▶ **Available records**:
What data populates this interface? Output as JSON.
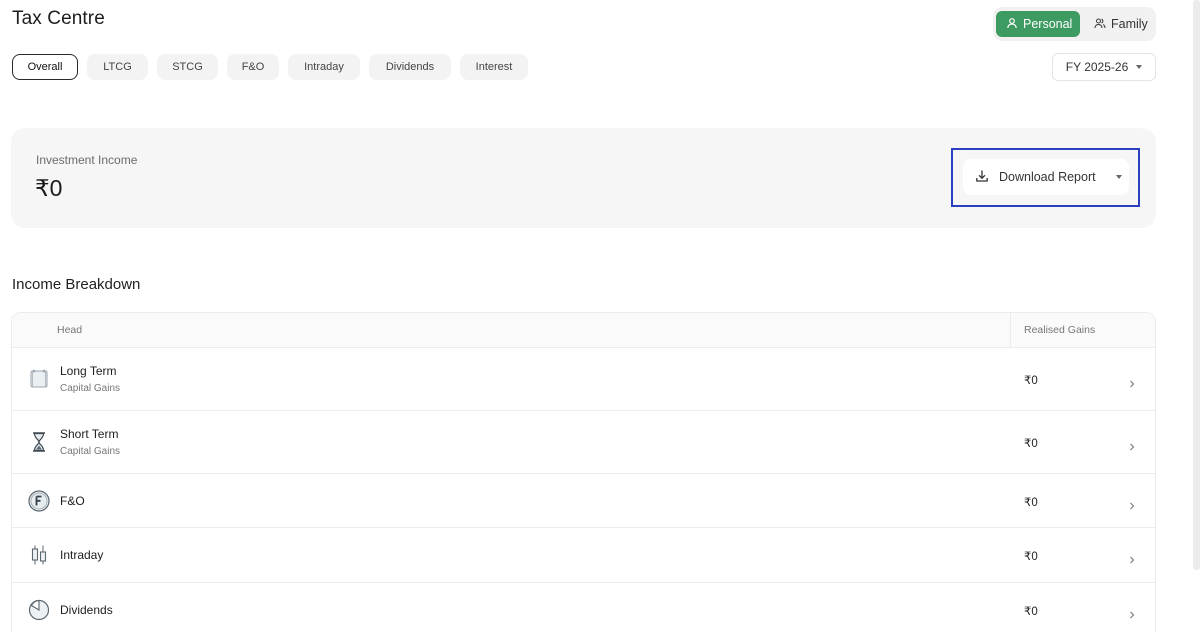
{
  "page": {
    "title": "Tax Centre"
  },
  "view_toggle": {
    "personal": "Personal",
    "family": "Family",
    "active": "Personal"
  },
  "tabs": [
    {
      "label": "Overall",
      "active": true
    },
    {
      "label": "LTCG",
      "active": false
    },
    {
      "label": "STCG",
      "active": false
    },
    {
      "label": "F&O",
      "active": false
    },
    {
      "label": "Intraday",
      "active": false
    },
    {
      "label": "Dividends",
      "active": false
    },
    {
      "label": "Interest",
      "active": false
    }
  ],
  "fy_select": {
    "value": "FY 2025-26"
  },
  "investment": {
    "label": "Investment Income",
    "value": "₹0",
    "download_label": "Download Report"
  },
  "breakdown": {
    "title": "Income Breakdown",
    "columns": {
      "head": "Head",
      "gains": "Realised Gains"
    },
    "rows": [
      {
        "name": "Long Term",
        "sub": "Capital Gains",
        "value": "₹0",
        "icon": "calendar-icon"
      },
      {
        "name": "Short Term",
        "sub": "Capital Gains",
        "value": "₹0",
        "icon": "hourglass-icon"
      },
      {
        "name": "F&O",
        "value": "₹0",
        "icon": "fo-coin-icon"
      },
      {
        "name": "Intraday",
        "value": "₹0",
        "icon": "candlestick-icon"
      },
      {
        "name": "Dividends",
        "value": "₹0",
        "icon": "pie-chart-icon"
      }
    ]
  },
  "colors": {
    "accent_green": "#3d9a61",
    "highlight_blue": "#2b3fc0"
  }
}
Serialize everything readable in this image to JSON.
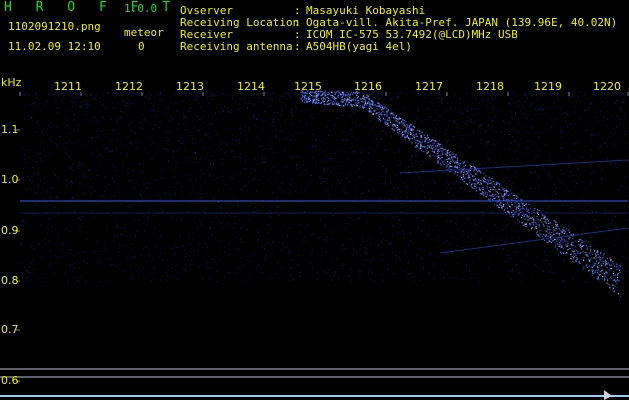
{
  "header": {
    "app_title": "H R O F F T",
    "version": "1.0.0",
    "filename": "1102091210.png",
    "datetime": "11.02.09 12:10",
    "meteor_label": "meteor",
    "meteor_count": "0",
    "info": [
      {
        "key": "Ovserver",
        "value": "Masayuki Kobayashi"
      },
      {
        "key": "Receiving Location",
        "value": "Ogata-vill. Akita-Pref. JAPAN (139.96E, 40.02N)"
      },
      {
        "key": "Receiver",
        "value": "ICOM IC-575 53.7492(@LCD)MHz USB"
      },
      {
        "key": "Receiving antenna",
        "value": "A504HB(yagi 4el)"
      }
    ]
  },
  "spectrogram": {
    "y_unit": "kHz",
    "x_ticks": [
      "1211",
      "1212",
      "1213",
      "1214",
      "1215",
      "1216",
      "1217",
      "1218",
      "1219",
      "1220"
    ],
    "y_ticks": [
      "1.1",
      "1.0",
      "0.9",
      "0.8",
      "0.7",
      "0.6"
    ],
    "colors": {
      "background": "#000000",
      "noise": "#1a2a9a",
      "signal": "#4a6cff",
      "signal_bright": "#9fb4ff",
      "label": "#f0f000",
      "green": "#10e010"
    }
  }
}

▶ **Problem to solve**: Exclude all images and restate the records above word for word.

▶ **Solution to this exercise**:
What data populates this interface? Output as JSON.
{
  "page": {
    "title": "Tax Centre"
  },
  "view_toggle": {
    "personal": "Personal",
    "family": "Family",
    "active": "Personal"
  },
  "tabs": [
    {
      "label": "Overall",
      "active": true
    },
    {
      "label": "LTCG",
      "active": false
    },
    {
      "label": "STCG",
      "active": false
    },
    {
      "label": "F&O",
      "active": false
    },
    {
      "label": "Intraday",
      "active": false
    },
    {
      "label": "Dividends",
      "active": false
    },
    {
      "label": "Interest",
      "active": false
    }
  ],
  "fy_select": {
    "value": "FY 2025-26"
  },
  "investment": {
    "label": "Investment Income",
    "value": "₹0",
    "download_label": "Download Report"
  },
  "breakdown": {
    "title": "Income Breakdown",
    "columns": {
      "head": "Head",
      "gains": "Realised Gains"
    },
    "rows": [
      {
        "name": "Long Term",
        "sub": "Capital Gains",
        "value": "₹0",
        "icon": "calendar-icon"
      },
      {
        "name": "Short Term",
        "sub": "Capital Gains",
        "value": "₹0",
        "icon": "hourglass-icon"
      },
      {
        "name": "F&O",
        "value": "₹0",
        "icon": "fo-coin-icon"
      },
      {
        "name": "Intraday",
        "value": "₹0",
        "icon": "candlestick-icon"
      },
      {
        "name": "Dividends",
        "value": "₹0",
        "icon": "pie-chart-icon"
      }
    ]
  },
  "colors": {
    "accent_green": "#3d9a61",
    "highlight_blue": "#2b3fc0"
  }
}
Serialize everything readable in this image to JSON.
{
  "header": {
    "app_title": "H R O F F T",
    "version": "1.0.0",
    "filename": "1102091210.png",
    "datetime": "11.02.09 12:10",
    "meteor_label": "meteor",
    "meteor_count": "0",
    "info": [
      {
        "key": "Ovserver",
        "value": "Masayuki Kobayashi"
      },
      {
        "key": "Receiving Location",
        "value": "Ogata-vill. Akita-Pref. JAPAN (139.96E, 40.02N)"
      },
      {
        "key": "Receiver",
        "value": "ICOM IC-575 53.7492(@LCD)MHz USB"
      },
      {
        "key": "Receiving antenna",
        "value": "A504HB(yagi 4el)"
      }
    ]
  },
  "spectrogram": {
    "y_unit": "kHz",
    "x_ticks": [
      "1211",
      "1212",
      "1213",
      "1214",
      "1215",
      "1216",
      "1217",
      "1218",
      "1219",
      "1220"
    ],
    "y_ticks": [
      "1.1",
      "1.0",
      "0.9",
      "0.8",
      "0.7",
      "0.6"
    ],
    "colors": {
      "background": "#000000",
      "noise": "#1a2a9a",
      "signal": "#4a6cff",
      "signal_bright": "#9fb4ff",
      "label": "#f0f000",
      "green": "#10e010"
    }
  }
}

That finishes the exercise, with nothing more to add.